* **THE DATA**
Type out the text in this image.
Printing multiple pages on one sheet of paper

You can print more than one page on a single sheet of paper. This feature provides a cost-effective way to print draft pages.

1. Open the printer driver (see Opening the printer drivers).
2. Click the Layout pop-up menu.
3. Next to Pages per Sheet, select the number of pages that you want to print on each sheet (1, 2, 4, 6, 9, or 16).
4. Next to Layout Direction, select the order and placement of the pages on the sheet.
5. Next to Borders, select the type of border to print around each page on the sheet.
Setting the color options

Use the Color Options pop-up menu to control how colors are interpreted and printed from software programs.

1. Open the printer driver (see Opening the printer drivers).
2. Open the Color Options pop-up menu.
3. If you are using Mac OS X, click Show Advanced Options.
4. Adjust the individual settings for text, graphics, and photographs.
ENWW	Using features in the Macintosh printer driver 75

* **AIM OF THE EXERCISE**
Repeat the data in its entirety, character for character.

* **TASK RESULT**
Type out the text in this image.
Printing multiple pages on one sheet of paper

You can print more than one page on a single sheet of paper. This feature provides a cost-effective way to print draft pages.

1. Open the printer driver (see Opening the printer drivers).
2. Click the Layout pop-up menu.
3. Next to Pages per Sheet, select the number of pages that you want to print on each sheet (1, 2, 4, 6, 9, or 16).
4. Next to Layout Direction, select the order and placement of the pages on the sheet.
5. Next to Borders, select the type of border to print around each page on the sheet.
Setting the color options

Use the Color Options pop-up menu to control how colors are interpreted and printed from software programs.

1. Open the printer driver (see Opening the printer drivers).
2. Open the Color Options pop-up menu.
3. If you are using Mac OS X, click Show Advanced Options.
4. Adjust the individual settings for text, graphics, and photographs.
ENWW	Using features in the Macintosh printer driver 75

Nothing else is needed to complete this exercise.